> _Exercise_
In the copy, keep every record exact and leave out all images.
╭─ Exercise inputs
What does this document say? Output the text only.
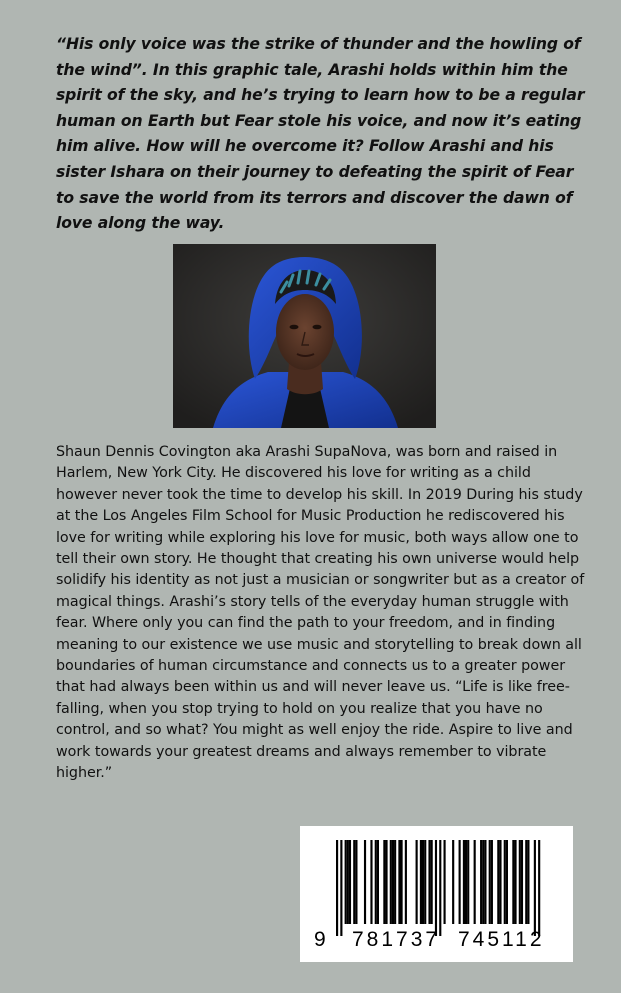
“His only voice was the strike of thunder and the howling of the wind”. In this graphic tale, Arashi holds within him the spirit of the sky, and he’s trying to learn how to be a regular human on Earth but Fear stole his voice, and now it’s eating him alive. How will he overcome it? Follow Arashi and his sister Ishara on their journey to defeating the spirit of Fear to save the world from its terrors and discover the dawn of love along the way.

Shaun Dennis Covington aka Arashi SupaNova, was born and raised in Harlem, New York City. He discovered his love for writing as a child however never took the time to develop his skill. In 2019 During his study at the Los Angeles Film School for Music Production he rediscovered his love for writing while exploring his love for music, both ways allow one to tell their own story. He thought that creating his own universe would help solidify his identity as not just a musician or songwriter but as a creator of magical things. Arashi’s story tells of the everyday human struggle with fear. Where only you can find the path to your freedom, and in finding meaning to our existence we use music and storytelling to break down all boundaries of human circumstance and connects us to a greater power that had always been within us and will never leave us. “Life is like free-falling, when you stop trying to hold on you realize that you have no control, and so what? You might as well enjoy the ride. Aspire to live and work towards your greatest dreams and always remember to vibrate higher.”

9 781737 745112
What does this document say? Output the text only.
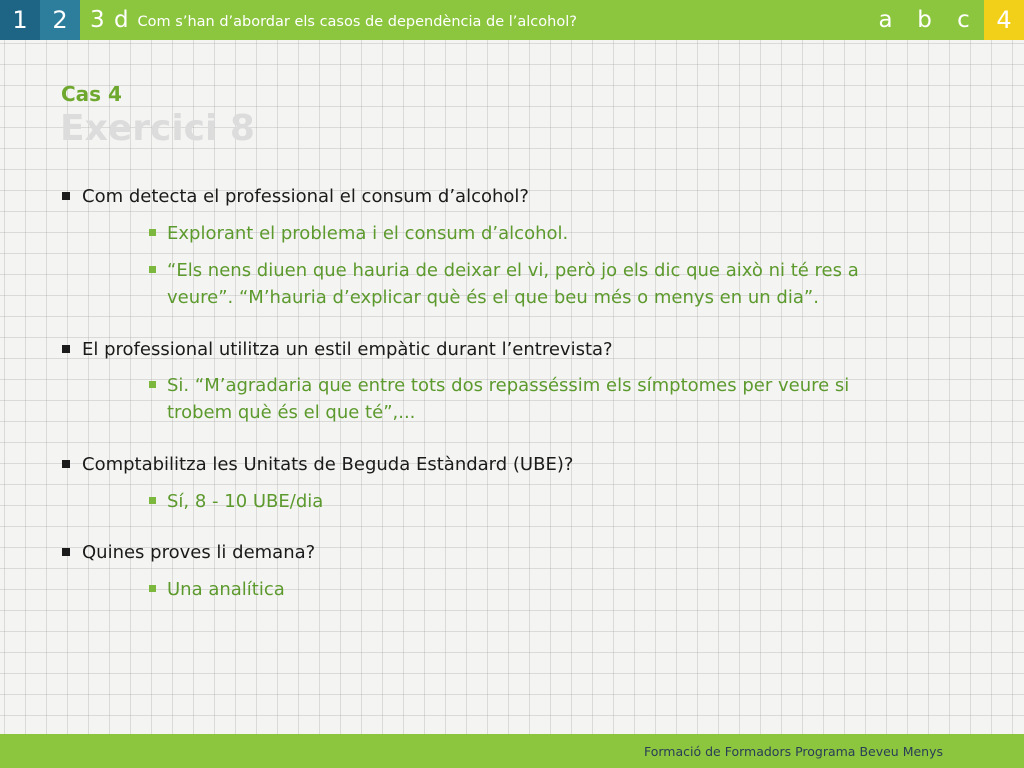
1	2 3 d Com s’han d’abordar els casos de dependència de l’alcohol?	a	b	c	4
Cas 4
Exercici 8
Com detecta el professional el consum d’alcohol?
Explorant el problema i el consum d’alcohol.
“Els nens diuen que hauria de deixar el vi, però jo els dic que això ni té res a veure”. “M’hauria d’explicar què és el que beu més o menys en un dia”.
El professional utilitza un estil empàtic durant l’entrevista?
Si. “M’agradaria que entre tots dos repasséssim els símptomes per veure si trobem què és el que té”,...
Comptabilitza les Unitats de Beguda Estàndard (UBE)?
Sí, 8 - 10 UBE/dia
Quines proves li demana?
Una analítica
Formació de Formadors Programa Beveu Menys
╰─
> _Output of the task_
What does this document say? Output the text only.
“His only voice was the strike of thunder and the howling of the wind”. In this graphic tale, Arashi holds within him the spirit of the sky, and he’s trying to learn how to be a regular human on Earth but Fear stole his voice, and now it’s eating him alive. How will he overcome it? Follow Arashi and his sister Ishara on their journey to defeating the spirit of Fear to save the world from its terrors and discover the dawn of love along the way.

Shaun Dennis Covington aka Arashi SupaNova, was born and raised in Harlem, New York City. He discovered his love for writing as a child however never took the time to develop his skill. In 2019 During his study at the Los Angeles Film School for Music Production he rediscovered his love for writing while exploring his love for music, both ways allow one to tell their own story. He thought that creating his own universe would help solidify his identity as not just a musician or songwriter but as a creator of magical things. Arashi’s story tells of the everyday human struggle with fear. Where only you can find the path to your freedom, and in finding meaning to our existence we use music and storytelling to break down all boundaries of human circumstance and connects us to a greater power that had always been within us and will never leave us. “Life is like free-falling, when you stop trying to hold on you realize that you have no control, and so what? You might as well enjoy the ride. Aspire to live and work towards your greatest dreams and always remember to vibrate higher.”

9 781737 745112
What does this document say? Output the text only.
1	2 3 d Com s’han d’abordar els casos de dependència de l’alcohol?	a	b	c	4
Cas 4
Exercici 8
Com detecta el professional el consum d’alcohol?
Explorant el problema i el consum d’alcohol.
“Els nens diuen que hauria de deixar el vi, però jo els dic que això ni té res a veure”. “M’hauria d’explicar què és el que beu més o menys en un dia”.
El professional utilitza un estil empàtic durant l’entrevista?
Si. “M’agradaria que entre tots dos repasséssim els símptomes per veure si trobem què és el que té”,...
Comptabilitza les Unitats de Beguda Estàndard (UBE)?
Sí, 8 - 10 UBE/dia
Quines proves li demana?
Una analítica
Formació de Formadors Programa Beveu Menys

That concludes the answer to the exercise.